▸ **WORK TO DO**
Look below and pull out each line with the word "true".

—————

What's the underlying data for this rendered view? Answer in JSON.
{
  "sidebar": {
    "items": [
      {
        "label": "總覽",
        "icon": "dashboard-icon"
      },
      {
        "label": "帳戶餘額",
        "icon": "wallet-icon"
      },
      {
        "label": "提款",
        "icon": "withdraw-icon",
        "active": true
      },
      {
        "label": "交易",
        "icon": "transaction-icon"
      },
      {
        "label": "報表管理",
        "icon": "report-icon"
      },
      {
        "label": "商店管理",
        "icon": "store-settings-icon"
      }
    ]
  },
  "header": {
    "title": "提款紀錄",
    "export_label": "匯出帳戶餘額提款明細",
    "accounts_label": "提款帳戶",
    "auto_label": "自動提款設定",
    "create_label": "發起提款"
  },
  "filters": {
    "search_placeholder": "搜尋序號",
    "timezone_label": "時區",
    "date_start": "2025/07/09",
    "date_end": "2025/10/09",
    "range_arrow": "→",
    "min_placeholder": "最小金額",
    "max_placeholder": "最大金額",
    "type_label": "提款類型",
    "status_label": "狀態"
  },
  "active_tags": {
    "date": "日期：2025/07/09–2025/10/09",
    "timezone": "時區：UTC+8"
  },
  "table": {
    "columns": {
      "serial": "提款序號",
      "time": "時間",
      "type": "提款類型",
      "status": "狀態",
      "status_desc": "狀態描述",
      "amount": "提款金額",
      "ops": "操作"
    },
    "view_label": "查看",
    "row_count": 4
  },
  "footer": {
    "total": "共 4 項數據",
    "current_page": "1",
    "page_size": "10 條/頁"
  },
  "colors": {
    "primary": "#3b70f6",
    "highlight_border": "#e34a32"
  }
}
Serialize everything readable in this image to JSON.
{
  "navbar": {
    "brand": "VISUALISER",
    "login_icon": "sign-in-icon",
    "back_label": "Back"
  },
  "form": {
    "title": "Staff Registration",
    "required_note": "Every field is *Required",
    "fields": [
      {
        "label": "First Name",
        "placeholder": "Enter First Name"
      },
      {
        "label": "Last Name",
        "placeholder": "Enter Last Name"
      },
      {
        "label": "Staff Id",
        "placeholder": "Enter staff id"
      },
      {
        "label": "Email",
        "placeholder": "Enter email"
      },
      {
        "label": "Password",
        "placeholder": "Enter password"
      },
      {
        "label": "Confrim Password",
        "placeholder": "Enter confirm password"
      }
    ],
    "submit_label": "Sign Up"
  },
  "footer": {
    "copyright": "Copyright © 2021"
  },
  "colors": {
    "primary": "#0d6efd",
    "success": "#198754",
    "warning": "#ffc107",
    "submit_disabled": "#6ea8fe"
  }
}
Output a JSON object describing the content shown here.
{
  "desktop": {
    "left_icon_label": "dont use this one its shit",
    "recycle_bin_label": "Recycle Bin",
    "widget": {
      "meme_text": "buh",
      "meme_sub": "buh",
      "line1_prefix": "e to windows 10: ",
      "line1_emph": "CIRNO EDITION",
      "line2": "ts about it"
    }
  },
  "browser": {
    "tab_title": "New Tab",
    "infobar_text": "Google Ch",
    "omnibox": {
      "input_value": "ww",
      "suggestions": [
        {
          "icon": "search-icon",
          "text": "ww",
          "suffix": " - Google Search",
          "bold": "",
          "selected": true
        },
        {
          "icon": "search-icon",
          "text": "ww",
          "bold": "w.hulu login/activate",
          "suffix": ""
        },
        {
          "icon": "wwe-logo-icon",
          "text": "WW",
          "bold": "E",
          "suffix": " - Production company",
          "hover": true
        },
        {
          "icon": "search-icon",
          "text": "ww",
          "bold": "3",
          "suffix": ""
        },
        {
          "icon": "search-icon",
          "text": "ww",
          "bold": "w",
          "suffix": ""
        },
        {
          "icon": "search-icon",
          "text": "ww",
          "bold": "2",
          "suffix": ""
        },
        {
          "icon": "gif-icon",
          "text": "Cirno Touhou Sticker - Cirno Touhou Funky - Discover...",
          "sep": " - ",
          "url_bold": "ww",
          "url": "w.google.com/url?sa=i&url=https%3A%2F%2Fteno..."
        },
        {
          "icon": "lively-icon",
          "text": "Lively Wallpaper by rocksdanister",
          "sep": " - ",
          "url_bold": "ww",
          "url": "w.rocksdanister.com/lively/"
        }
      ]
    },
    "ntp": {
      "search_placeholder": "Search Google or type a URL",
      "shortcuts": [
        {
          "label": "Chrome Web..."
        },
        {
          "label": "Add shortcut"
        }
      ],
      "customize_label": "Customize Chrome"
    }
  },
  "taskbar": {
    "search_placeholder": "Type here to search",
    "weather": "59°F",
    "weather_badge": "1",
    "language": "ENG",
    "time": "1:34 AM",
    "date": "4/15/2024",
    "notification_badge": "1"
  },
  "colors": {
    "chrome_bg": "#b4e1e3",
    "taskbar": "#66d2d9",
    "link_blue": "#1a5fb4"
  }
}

—————

▸ **TASK SOLUTION**
        "active": true
          "selected": true
          "hover": true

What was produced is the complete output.